**WHAT IS NEEDED:**
Nothing should be left out: output all of the entries exactly.

******

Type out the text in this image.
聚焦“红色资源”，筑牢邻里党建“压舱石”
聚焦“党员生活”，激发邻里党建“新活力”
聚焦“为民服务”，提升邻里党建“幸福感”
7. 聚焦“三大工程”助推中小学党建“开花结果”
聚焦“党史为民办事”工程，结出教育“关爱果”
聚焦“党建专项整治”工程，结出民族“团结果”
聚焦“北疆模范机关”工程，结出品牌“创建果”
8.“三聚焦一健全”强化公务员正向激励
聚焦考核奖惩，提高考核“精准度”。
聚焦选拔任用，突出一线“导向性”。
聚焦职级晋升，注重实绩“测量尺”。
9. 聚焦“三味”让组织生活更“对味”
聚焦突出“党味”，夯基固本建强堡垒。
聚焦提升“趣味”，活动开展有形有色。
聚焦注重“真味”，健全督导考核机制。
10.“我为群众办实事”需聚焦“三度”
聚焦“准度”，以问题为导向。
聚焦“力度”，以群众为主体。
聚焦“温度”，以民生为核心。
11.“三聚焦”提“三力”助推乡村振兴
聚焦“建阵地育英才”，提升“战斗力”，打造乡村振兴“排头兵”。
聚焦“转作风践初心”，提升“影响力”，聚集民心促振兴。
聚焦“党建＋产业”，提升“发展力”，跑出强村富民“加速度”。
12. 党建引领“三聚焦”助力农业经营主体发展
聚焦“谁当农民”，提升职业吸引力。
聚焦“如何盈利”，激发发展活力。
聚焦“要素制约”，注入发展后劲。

******

**RIGHT ANSWER:**
Type out the text in this image.
聚焦“红色资源”，筑牢邻里党建“压舱石”
聚焦“党员生活”，激发邻里党建“新活力”
聚焦“为民服务”，提升邻里党建“幸福感”
7. 聚焦“三大工程”助推中小学党建“开花结果”
聚焦“党史为民办事”工程，结出教育“关爱果”
聚焦“党建专项整治”工程，结出民族“团结果”
聚焦“北疆模范机关”工程，结出品牌“创建果”
8.“三聚焦一健全”强化公务员正向激励
聚焦考核奖惩，提高考核“精准度”。
聚焦选拔任用，突出一线“导向性”。
聚焦职级晋升，注重实绩“测量尺”。
9. 聚焦“三味”让组织生活更“对味”
聚焦突出“党味”，夯基固本建强堡垒。
聚焦提升“趣味”，活动开展有形有色。
聚焦注重“真味”，健全督导考核机制。
10.“我为群众办实事”需聚焦“三度”
聚焦“准度”，以问题为导向。
聚焦“力度”，以群众为主体。
聚焦“温度”，以民生为核心。
11.“三聚焦”提“三力”助推乡村振兴
聚焦“建阵地育英才”，提升“战斗力”，打造乡村振兴“排头兵”。
聚焦“转作风践初心”，提升“影响力”，聚集民心促振兴。
聚焦“党建＋产业”，提升“发展力”，跑出强村富民“加速度”。
12. 党建引领“三聚焦”助力农业经营主体发展
聚焦“谁当农民”，提升职业吸引力。
聚焦“如何盈利”，激发发展活力。
聚焦“要素制约”，注入发展后劲。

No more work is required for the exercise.